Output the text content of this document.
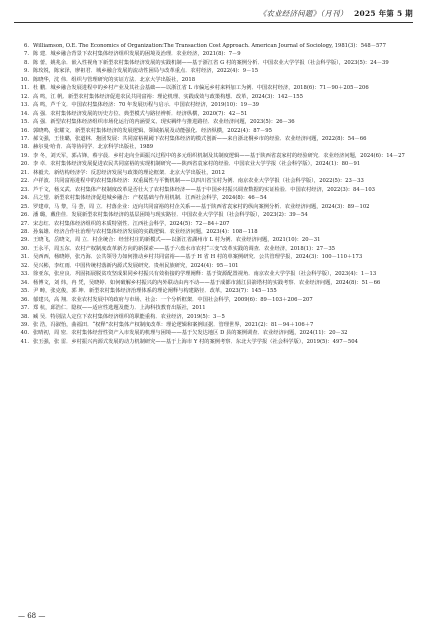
《农业经济问题》（月刊） 2025 年第 5 期
6. Williamson, O.E. The Economics of Organization:The Transaction Cost Approach. American Journal of Sociology, 1981(3)：548－577
7. 陈 建．城乡融合背景下农村集体经济组织发展的困境及治理．农业经济，2021(8)：7－9
8. 陈 蕾，姚兆余．嵌入性视角下新型农村集体经济发展的实践机制——基于浙江省 G 村的案例分析．中国农业大学学报（社会科学版），2023(5)：24－39
9. 陈玫锐，陈家泽，廖祖君．城乡融合发展的流动性困局与改革重点．农村经济，2022(4)：9－15
10. 陈晓华，沈 伟．组织与管理研究的实证方法．北京大学出版社，2018
11. 杜 鹏．城乡融合发展进程中的乡村产业及其社会基础——以浙江省 L 市偏远乡村来料加工为例．中国农村经济，2018(6)：71－90＋205－206
12. 高 鸣，江 帆．新型农村集体经济促进农民共同富裕：理论机理、实践成效与政策构想．改革，2024(3)：142－155
13. 高 鸣，芦千文．中国农村集体经济：70 年发展历程与启示．中国农村经济，2019(10)：19－39
14. 高 强．农村集体经济发展的历史方位、典型模式与路径辨析．经济纵横，2020(7)：42－51
15. 高 强．新型农村集体经济组织市场化运行的内涵要义、现实羁绊与推进路径．农业经济问题，2023(5)：26－36
16. 郭晓鸣，张耀文．新型农村集体经济的发展逻辑、领域拓展及动能强化．经济纵横，2022(4)：87－95
17. 郝文强，王佳璐，张道林．抱团发展：共同富裕视阈下农村集体经济的模式创新——来自浙北桐乡市的经验．农业经济问题，2022(8)：54－66
18. 赫尔曼·哈肯．高等协同学．北京科学出版社，1989
19. 李 冬，刘天军，郭占锋，蔡宇晨．乡村走向全面振兴过程中的多元组织机制及其制度逻辑——基于陕西省袁家村的经验研究．农业经济问题，2024(6)：14－27
20. 李 卓．农村集体经济发展促进农民共同富裕的实现机制研究——陕西省袁家村的经验．中国农业大学学报（社会科学版），2024(1)：80－91
21. 林毅夫．新结构经济学：反思经济发展与政策的理论框架．北京大学出版社，2012
22. 卢祥波．共同富裕进程中的农村集体经济：双重属性与平衡机制——以四川省宝村为例．南京农业大学学报（社会科学版），2022(5)：23－33
23. 芦千文，杨义武．农村集体产权制度改革是否壮大了农村集体经济——基于中国乡村振兴调查数据的实证检验．中国农村经济，2022(3)：84－103
24. 吕之望．新型农村集体经济促进城乡融合：产权基础与作用机制．江西社会科学，2024(8)：46－54
25. 罗建章，马 黎，马 荟，周 立．村落企业：迈向共同富裕的村企关系——基于陕西省袁家村的纵向案例分析．农业经济问题，2024(3)：89－102
26. 潘 璐，戴佳佳．发展新型农村集体经济的基层困境与现实路径．中国农业大学学报（社会科学版），2023(2)：39－54
27. 宋志红．农村集体经济组织的本质特别性．江西社会科学，2024(5)：72－84＋207
28. 孙枭雄．经济合作社治理与农村集体经济发展的实践逻辑．农业经济问题，2023(4)：108－118
29. 王晓飞，岳晓文，周 立．村企统合：经营村庄的新模式——以浙江省湖州市 L 村为例．农业经济问题，2021(10)：20－31
30. 王永平，周五东．农村产权制度改革新方向的新探索——基于六盘水市农村“三变”改革实践的调查．农业经济，2018(1)：27－35
31. 吴西西，杨晓婷，张乃海．公共领导力如何推动乡村共同富裕——基于 H 省 H 村的单案例研究．公共管理学报，2024(3)：100－110＋173
32. 吴兴彬，李红雨．中国传统村落新内源式发展研究．贵州民族研究，2024(4)：95－101
33. 徐亚东，张应良．巩固拓展脱贫攻坚成果同乡村振兴有效衔接的学理阐释：基于资源配置视角．南京农业大学学报（社会科学版），2023(4)：1－13
34. 杨博文，刘 炜，冉 凭，吴晓婷．如何破解乡村振兴的内外联动由内不动——基于成都市蒲江县箭塔村的实践考察．农业经济问题，2024(8)：51－66
35. 尹 畴，张克俊，郭 坤．新型农村集体经济治理体系的理论阐释与构建路径．改革，2023(7)：145－155
36. 郁建兴，高 翔．农业农村发展中的政府与市场、社会：一个分析框架．中国社会科学，2009(6)：89－103＋206－207
37. 郑 杭，邱浩仁．隐权——适应性选题及能力．上海科技教育出版社，2011
38. 臧 吴．特别法人定位下农村集体经济组织的职能重构．农业经济，2019(5)：3－5
39. 张 浩，冯淑怡，曲福田．“权释”农村集体产权制度改革：理论逻辑和案例证据．管理世界，2021(2)：81－94＋106＋7
40. 张晴初，周 密．农村集体经营性资产入市发展的机理与困境——基于欠发达地区 D 县的案例调查．农业经济问题，2024(11)：20－32
41. 张玉强，张 雷．乡村振兴内源式发展的动力机制研究——基于上海市 Y 村的案例考察．东北大学学报（社会科学版），2019(5)：497－504
— 68 —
-=-=-
Written exercise: All of the lines above should be printed exactly, minus the pictures.

Correct result:
Output the text content of this document.
《农业经济问题》（月刊） 2025 年第 5 期
6. Williamson, O.E. The Economics of Organization:The Transaction Cost Approach. American Journal of Sociology, 1981(3)：548－577
7. 陈 建．城乡融合背景下农村集体经济组织发展的困境及治理．农业经济，2021(8)：7－9
8. 陈 蕾，姚兆余．嵌入性视角下新型农村集体经济发展的实践机制——基于浙江省 G 村的案例分析．中国农业大学学报（社会科学版），2023(5)：24－39
9. 陈玫锐，陈家泽，廖祖君．城乡融合发展的流动性困局与改革重点．农村经济，2022(4)：9－15
10. 陈晓华，沈 伟．组织与管理研究的实证方法．北京大学出版社，2018
11. 杜 鹏．城乡融合发展进程中的乡村产业及其社会基础——以浙江省 L 市偏远乡村来料加工为例．中国农村经济，2018(6)：71－90＋205－206
12. 高 鸣，江 帆．新型农村集体经济促进农民共同富裕：理论机理、实践成效与政策构想．改革，2024(3)：142－155
13. 高 鸣，芦千文．中国农村集体经济：70 年发展历程与启示．中国农村经济，2019(10)：19－39
14. 高 强．农村集体经济发展的历史方位、典型模式与路径辨析．经济纵横，2020(7)：42－51
15. 高 强．新型农村集体经济组织市场化运行的内涵要义、现实羁绊与推进路径．农业经济问题，2023(5)：26－36
16. 郭晓鸣，张耀文．新型农村集体经济的发展逻辑、领域拓展及动能强化．经济纵横，2022(4)：87－95
17. 郝文强，王佳璐，张道林．抱团发展：共同富裕视阈下农村集体经济的模式创新——来自浙北桐乡市的经验．农业经济问题，2022(8)：54－66
18. 赫尔曼·哈肯．高等协同学．北京科学出版社，1989
19. 李 冬，刘天军，郭占锋，蔡宇晨．乡村走向全面振兴过程中的多元组织机制及其制度逻辑——基于陕西省袁家村的经验研究．农业经济问题，2024(6)：14－27
20. 李 卓．农村集体经济发展促进农民共同富裕的实现机制研究——陕西省袁家村的经验．中国农业大学学报（社会科学版），2024(1)：80－91
21. 林毅夫．新结构经济学：反思经济发展与政策的理论框架．北京大学出版社，2012
22. 卢祥波．共同富裕进程中的农村集体经济：双重属性与平衡机制——以四川省宝村为例．南京农业大学学报（社会科学版），2022(5)：23－33
23. 芦千文，杨义武．农村集体产权制度改革是否壮大了农村集体经济——基于中国乡村振兴调查数据的实证检验．中国农村经济，2022(3)：84－103
24. 吕之望．新型农村集体经济促进城乡融合：产权基础与作用机制．江西社会科学，2024(8)：46－54
25. 罗建章，马 黎，马 荟，周 立．村落企业：迈向共同富裕的村企关系——基于陕西省袁家村的纵向案例分析．农业经济问题，2024(3)：89－102
26. 潘 璐，戴佳佳．发展新型农村集体经济的基层困境与现实路径．中国农业大学学报（社会科学版），2023(2)：39－54
27. 宋志红．农村集体经济组织的本质特别性．江西社会科学，2024(5)：72－84＋207
28. 孙枭雄．经济合作社治理与农村集体经济发展的实践逻辑．农业经济问题，2023(4)：108－118
29. 王晓飞，岳晓文，周 立．村企统合：经营村庄的新模式——以浙江省湖州市 L 村为例．农业经济问题，2021(10)：20－31
30. 王永平，周五东．农村产权制度改革新方向的新探索——基于六盘水市农村“三变”改革实践的调查．农业经济，2018(1)：27－35
31. 吴西西，杨晓婷，张乃海．公共领导力如何推动乡村共同富裕——基于 H 省 H 村的单案例研究．公共管理学报，2024(3)：100－110＋173
32. 吴兴彬，李红雨．中国传统村落新内源式发展研究．贵州民族研究，2024(4)：95－101
33. 徐亚东，张应良．巩固拓展脱贫攻坚成果同乡村振兴有效衔接的学理阐释：基于资源配置视角．南京农业大学学报（社会科学版），2023(4)：1－13
34. 杨博文，刘 炜，冉 凭，吴晓婷．如何破解乡村振兴的内外联动由内不动——基于成都市蒲江县箭塔村的实践考察．农业经济问题，2024(8)：51－66
35. 尹 畴，张克俊，郭 坤．新型农村集体经济治理体系的理论阐释与构建路径．改革，2023(7)：145－155
36. 郁建兴，高 翔．农业农村发展中的政府与市场、社会：一个分析框架．中国社会科学，2009(6)：89－103＋206－207
37. 郑 杭，邱浩仁．隐权——适应性选题及能力．上海科技教育出版社，2011
38. 臧 吴．特别法人定位下农村集体经济组织的职能重构．农业经济，2019(5)：3－5
39. 张 浩，冯淑怡，曲福田．“权释”农村集体产权制度改革：理论逻辑和案例证据．管理世界，2021(2)：81－94＋106＋7
40. 张晴初，周 密．农村集体经营性资产入市发展的机理与困境——基于欠发达地区 D 县的案例调查．农业经济问题，2024(11)：20－32
41. 张玉强，张 雷．乡村振兴内源式发展的动力机制研究——基于上海市 Y 村的案例考察．东北大学学报（社会科学版），2019(5)：497－504
— 68 —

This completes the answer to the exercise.